● MATERIAL:
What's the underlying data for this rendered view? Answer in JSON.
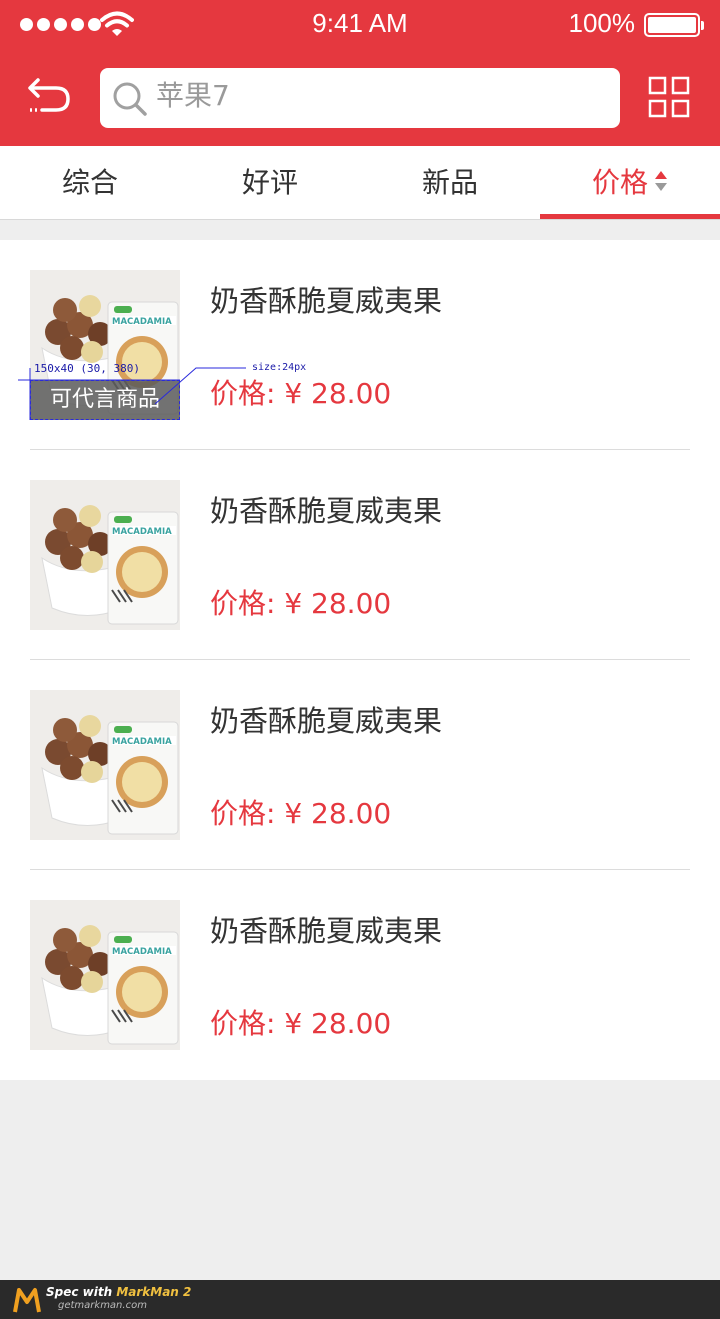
{
  "status_bar": {
    "time": "9:41 AM",
    "battery": "100%"
  },
  "search": {
    "query": "苹果7"
  },
  "tabs": [
    {
      "label": "综合"
    },
    {
      "label": "好评"
    },
    {
      "label": "新品"
    },
    {
      "label": "价格"
    }
  ],
  "products": [
    {
      "name": "奶香酥脆夏威夷果",
      "price": "价格: ¥ 28.00",
      "badge": "可代言商品"
    },
    {
      "name": "奶香酥脆夏威夷果",
      "price": "价格: ¥ 28.00"
    },
    {
      "name": "奶香酥脆夏威夷果",
      "price": "价格: ¥ 28.00"
    },
    {
      "name": "奶香酥脆夏威夷果",
      "price": "价格: ¥ 28.00"
    }
  ],
  "annotations": {
    "box": "150x40 (30, 380)",
    "size": "size:24px"
  },
  "footer": {
    "spec": "Spec with",
    "brand": "MarkMan 2",
    "url": "getmarkman.com"
  },
  "colors": {
    "brand_red": "#e5383f",
    "annotation_blue": "#2a2adc"
  }
}
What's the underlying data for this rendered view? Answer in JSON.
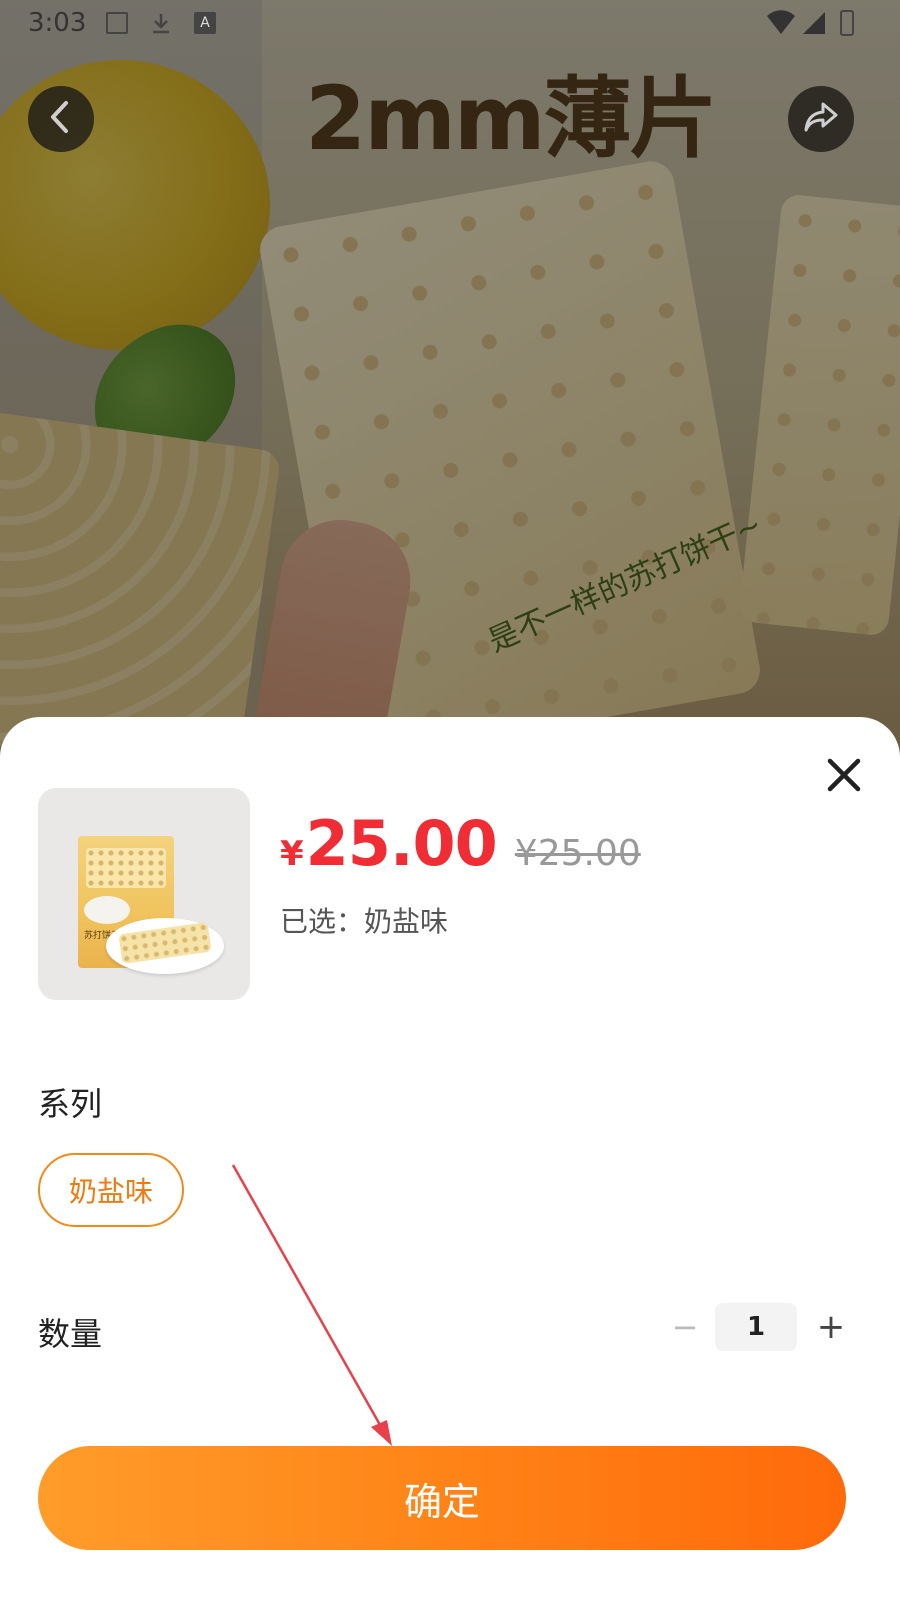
{
  "status_bar": {
    "time": "3:03",
    "icons": [
      "image-icon",
      "download-icon",
      "font-icon",
      "wifi-icon",
      "signal-icon",
      "battery-icon"
    ]
  },
  "background": {
    "headline": "2mm薄片",
    "slogan": "是不一样的苏打饼干~"
  },
  "nav": {
    "back_icon": "chevron-left-icon",
    "share_icon": "share-icon"
  },
  "product": {
    "image_label": "苏打饼干",
    "price_currency": "¥",
    "price": "25.00",
    "original_price": "¥25.00",
    "selected_text": "已选：奶盐味"
  },
  "options": {
    "series_title": "系列",
    "series_items": [
      "奶盐味"
    ],
    "selected_index": 0,
    "quantity_title": "数量",
    "quantity_minus": "−",
    "quantity_value": "1",
    "quantity_plus": "+"
  },
  "confirm_label": "确定",
  "colors": {
    "price": "#f02d35",
    "accent": "#f08a1c",
    "button_gradient_start": "#ff9c2a",
    "button_gradient_end": "#ff6a0a",
    "annotation_arrow": "#e8414b"
  }
}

● INSTRUCTIONS FOR THE TASK: Without the pictures, copy the material exactly as given.

● RESPONSE TO THE TASK:
What's the underlying data for this rendered view? Answer in JSON.
{
  "status_bar": {
    "time": "9:41 AM",
    "battery": "100%"
  },
  "search": {
    "query": "苹果7"
  },
  "tabs": [
    {
      "label": "综合"
    },
    {
      "label": "好评"
    },
    {
      "label": "新品"
    },
    {
      "label": "价格"
    }
  ],
  "products": [
    {
      "name": "奶香酥脆夏威夷果",
      "price": "价格: ¥ 28.00",
      "badge": "可代言商品"
    },
    {
      "name": "奶香酥脆夏威夷果",
      "price": "价格: ¥ 28.00"
    },
    {
      "name": "奶香酥脆夏威夷果",
      "price": "价格: ¥ 28.00"
    },
    {
      "name": "奶香酥脆夏威夷果",
      "price": "价格: ¥ 28.00"
    }
  ],
  "annotations": {
    "box": "150x40 (30, 380)",
    "size": "size:24px"
  },
  "footer": {
    "spec": "Spec with",
    "brand": "MarkMan 2",
    "url": "getmarkman.com"
  },
  "colors": {
    "brand_red": "#e5383f",
    "annotation_blue": "#2a2adc"
  }
}
What's the underlying data for this rendered view? Answer in JSON.
{
  "status_bar": {
    "time": "3:03",
    "icons": [
      "image-icon",
      "download-icon",
      "font-icon",
      "wifi-icon",
      "signal-icon",
      "battery-icon"
    ]
  },
  "background": {
    "headline": "2mm薄片",
    "slogan": "是不一样的苏打饼干~"
  },
  "nav": {
    "back_icon": "chevron-left-icon",
    "share_icon": "share-icon"
  },
  "product": {
    "image_label": "苏打饼干",
    "price_currency": "¥",
    "price": "25.00",
    "original_price": "¥25.00",
    "selected_text": "已选：奶盐味"
  },
  "options": {
    "series_title": "系列",
    "series_items": [
      "奶盐味"
    ],
    "selected_index": 0,
    "quantity_title": "数量",
    "quantity_minus": "−",
    "quantity_value": "1",
    "quantity_plus": "+"
  },
  "confirm_label": "确定",
  "colors": {
    "price": "#f02d35",
    "accent": "#f08a1c",
    "button_gradient_start": "#ff9c2a",
    "button_gradient_end": "#ff6a0a",
    "annotation_arrow": "#e8414b"
  }
}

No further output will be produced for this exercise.